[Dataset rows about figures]
[start]
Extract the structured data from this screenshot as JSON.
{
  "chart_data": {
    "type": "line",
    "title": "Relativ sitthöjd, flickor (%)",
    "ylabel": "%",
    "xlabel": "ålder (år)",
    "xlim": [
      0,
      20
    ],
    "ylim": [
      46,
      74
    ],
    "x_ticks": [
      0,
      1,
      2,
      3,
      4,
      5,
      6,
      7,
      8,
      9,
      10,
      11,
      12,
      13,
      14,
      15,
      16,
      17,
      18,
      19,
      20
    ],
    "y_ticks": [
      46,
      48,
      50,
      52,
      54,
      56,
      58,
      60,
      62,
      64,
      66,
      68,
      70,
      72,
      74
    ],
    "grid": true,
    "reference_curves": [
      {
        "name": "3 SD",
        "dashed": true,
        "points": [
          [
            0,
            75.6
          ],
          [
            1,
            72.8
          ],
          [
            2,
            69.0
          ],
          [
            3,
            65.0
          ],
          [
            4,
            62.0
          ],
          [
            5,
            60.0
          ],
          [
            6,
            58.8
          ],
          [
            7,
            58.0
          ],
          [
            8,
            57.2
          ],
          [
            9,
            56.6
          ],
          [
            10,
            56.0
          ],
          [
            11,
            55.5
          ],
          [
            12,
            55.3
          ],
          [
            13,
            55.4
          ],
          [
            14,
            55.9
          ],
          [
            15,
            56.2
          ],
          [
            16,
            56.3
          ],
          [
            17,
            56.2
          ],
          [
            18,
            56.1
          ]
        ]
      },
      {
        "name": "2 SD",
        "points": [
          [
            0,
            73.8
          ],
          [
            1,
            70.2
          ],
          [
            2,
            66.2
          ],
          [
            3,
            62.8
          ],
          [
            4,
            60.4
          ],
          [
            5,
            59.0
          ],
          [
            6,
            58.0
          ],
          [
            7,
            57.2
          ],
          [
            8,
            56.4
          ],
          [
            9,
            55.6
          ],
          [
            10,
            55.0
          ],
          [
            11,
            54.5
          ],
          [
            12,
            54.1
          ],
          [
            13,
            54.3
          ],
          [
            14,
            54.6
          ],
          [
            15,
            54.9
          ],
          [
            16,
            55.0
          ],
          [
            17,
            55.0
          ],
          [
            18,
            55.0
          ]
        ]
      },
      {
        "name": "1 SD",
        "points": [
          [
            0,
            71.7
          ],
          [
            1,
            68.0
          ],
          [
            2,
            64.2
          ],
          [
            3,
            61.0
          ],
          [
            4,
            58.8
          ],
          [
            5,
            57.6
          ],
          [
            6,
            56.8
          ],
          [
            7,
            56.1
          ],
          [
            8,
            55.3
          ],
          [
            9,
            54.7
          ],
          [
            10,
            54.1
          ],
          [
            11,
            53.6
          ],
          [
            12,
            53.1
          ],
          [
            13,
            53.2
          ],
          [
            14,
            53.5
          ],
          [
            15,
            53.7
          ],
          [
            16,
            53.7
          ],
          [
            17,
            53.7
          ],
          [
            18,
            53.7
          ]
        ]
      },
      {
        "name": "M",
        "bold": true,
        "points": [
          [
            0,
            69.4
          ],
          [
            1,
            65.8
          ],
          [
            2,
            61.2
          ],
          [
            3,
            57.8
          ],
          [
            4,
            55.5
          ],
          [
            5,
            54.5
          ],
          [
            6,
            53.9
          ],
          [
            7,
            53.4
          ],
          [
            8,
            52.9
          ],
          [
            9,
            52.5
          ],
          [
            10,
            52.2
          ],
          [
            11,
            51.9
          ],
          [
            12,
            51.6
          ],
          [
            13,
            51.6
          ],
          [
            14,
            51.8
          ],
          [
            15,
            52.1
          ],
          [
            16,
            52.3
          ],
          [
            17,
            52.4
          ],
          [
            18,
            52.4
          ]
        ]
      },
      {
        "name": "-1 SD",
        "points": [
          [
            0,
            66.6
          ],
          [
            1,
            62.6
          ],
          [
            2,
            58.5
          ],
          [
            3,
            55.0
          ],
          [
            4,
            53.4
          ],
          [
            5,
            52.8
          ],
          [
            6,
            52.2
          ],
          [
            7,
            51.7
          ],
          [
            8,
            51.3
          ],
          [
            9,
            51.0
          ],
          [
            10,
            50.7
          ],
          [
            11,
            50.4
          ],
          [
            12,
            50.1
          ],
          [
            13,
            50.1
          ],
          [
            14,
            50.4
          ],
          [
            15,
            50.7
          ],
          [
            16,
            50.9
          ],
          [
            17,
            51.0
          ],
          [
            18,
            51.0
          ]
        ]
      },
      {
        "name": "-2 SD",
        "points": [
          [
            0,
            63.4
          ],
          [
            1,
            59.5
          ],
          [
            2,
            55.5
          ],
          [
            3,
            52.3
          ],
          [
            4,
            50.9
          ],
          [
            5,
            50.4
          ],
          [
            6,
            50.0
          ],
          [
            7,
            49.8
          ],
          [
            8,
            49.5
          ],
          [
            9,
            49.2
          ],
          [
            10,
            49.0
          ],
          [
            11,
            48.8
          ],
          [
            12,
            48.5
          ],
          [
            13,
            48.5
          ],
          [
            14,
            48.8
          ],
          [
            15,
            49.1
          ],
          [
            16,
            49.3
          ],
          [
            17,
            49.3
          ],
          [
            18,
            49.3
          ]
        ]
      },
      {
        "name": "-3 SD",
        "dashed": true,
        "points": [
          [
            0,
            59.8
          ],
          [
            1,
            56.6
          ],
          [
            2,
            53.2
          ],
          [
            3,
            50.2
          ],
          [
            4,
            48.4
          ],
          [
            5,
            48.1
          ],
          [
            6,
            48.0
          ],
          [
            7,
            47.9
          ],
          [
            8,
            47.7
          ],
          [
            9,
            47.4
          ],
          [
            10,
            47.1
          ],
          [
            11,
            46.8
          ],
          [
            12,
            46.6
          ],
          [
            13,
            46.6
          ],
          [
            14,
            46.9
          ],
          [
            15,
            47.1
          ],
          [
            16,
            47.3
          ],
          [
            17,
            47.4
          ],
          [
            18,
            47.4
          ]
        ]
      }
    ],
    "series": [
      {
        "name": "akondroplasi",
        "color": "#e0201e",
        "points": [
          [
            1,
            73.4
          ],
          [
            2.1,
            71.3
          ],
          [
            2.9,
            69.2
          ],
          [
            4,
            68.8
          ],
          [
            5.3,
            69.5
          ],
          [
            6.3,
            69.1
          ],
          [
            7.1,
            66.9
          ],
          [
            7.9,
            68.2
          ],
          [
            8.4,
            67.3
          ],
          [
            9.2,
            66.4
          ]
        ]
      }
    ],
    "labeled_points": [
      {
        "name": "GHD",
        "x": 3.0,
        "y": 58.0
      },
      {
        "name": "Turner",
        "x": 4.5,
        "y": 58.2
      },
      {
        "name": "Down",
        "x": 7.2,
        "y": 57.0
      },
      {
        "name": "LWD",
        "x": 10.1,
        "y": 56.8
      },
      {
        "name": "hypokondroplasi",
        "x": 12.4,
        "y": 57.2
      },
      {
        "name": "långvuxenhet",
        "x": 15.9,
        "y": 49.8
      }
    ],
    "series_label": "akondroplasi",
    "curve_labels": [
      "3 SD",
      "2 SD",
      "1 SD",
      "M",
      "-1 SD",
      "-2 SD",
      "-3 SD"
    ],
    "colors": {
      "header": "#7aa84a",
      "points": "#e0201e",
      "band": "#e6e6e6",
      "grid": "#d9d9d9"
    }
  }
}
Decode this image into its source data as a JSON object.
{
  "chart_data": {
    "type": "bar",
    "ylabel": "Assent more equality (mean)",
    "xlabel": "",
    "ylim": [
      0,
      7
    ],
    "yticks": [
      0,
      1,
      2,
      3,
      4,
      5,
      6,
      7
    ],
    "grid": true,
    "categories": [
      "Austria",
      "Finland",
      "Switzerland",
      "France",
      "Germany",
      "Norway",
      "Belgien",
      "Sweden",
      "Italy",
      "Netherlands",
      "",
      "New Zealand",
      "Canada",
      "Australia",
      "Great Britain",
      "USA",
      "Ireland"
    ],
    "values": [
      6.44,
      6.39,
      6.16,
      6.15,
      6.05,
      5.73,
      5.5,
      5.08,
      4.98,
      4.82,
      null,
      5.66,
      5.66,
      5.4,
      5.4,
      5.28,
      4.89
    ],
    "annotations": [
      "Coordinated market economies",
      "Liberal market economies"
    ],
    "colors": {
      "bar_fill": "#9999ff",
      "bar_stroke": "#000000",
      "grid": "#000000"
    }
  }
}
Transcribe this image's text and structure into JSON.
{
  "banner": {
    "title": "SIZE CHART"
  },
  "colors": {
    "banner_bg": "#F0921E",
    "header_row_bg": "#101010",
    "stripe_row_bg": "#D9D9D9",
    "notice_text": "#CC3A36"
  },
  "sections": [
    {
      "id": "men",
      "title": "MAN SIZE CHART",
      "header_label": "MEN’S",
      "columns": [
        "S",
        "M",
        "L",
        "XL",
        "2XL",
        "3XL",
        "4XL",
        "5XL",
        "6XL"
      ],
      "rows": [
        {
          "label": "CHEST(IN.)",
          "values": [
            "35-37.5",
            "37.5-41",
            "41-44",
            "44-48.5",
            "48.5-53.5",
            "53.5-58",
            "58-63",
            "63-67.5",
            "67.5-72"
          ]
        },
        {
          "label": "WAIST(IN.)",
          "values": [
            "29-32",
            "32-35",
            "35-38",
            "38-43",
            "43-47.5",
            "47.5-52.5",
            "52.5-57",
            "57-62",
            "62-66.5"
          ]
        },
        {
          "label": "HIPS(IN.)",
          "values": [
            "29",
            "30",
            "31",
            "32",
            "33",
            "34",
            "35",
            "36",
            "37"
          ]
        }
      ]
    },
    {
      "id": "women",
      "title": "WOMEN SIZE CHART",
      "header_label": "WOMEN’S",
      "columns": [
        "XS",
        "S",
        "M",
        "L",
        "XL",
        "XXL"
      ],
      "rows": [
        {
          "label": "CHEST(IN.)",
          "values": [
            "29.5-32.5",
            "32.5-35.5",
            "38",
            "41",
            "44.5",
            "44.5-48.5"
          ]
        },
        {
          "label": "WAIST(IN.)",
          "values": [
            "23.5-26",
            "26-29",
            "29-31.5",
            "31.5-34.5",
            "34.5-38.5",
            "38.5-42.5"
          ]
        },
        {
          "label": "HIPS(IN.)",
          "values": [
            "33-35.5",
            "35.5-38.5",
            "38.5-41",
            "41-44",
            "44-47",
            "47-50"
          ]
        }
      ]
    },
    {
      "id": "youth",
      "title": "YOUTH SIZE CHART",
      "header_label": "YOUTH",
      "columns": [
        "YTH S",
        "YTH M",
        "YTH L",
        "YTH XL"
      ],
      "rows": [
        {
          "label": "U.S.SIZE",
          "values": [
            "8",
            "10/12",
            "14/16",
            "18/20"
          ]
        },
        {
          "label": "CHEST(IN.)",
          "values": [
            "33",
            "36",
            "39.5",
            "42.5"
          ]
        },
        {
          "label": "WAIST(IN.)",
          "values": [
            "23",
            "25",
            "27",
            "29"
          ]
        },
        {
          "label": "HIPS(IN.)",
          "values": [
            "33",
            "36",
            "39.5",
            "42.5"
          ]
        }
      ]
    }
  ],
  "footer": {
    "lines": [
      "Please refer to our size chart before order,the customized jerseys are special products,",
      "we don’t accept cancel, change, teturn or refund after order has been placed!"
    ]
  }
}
[end]
◆ STATED EXERCISE ◆
Gather each line of the listing that holds the string "grid".

◆ RESPONSE TO THIS TASK ◆
    "grid": true,
      "grid": "#d9d9d9"
    "grid": true,
      "grid": "#000000"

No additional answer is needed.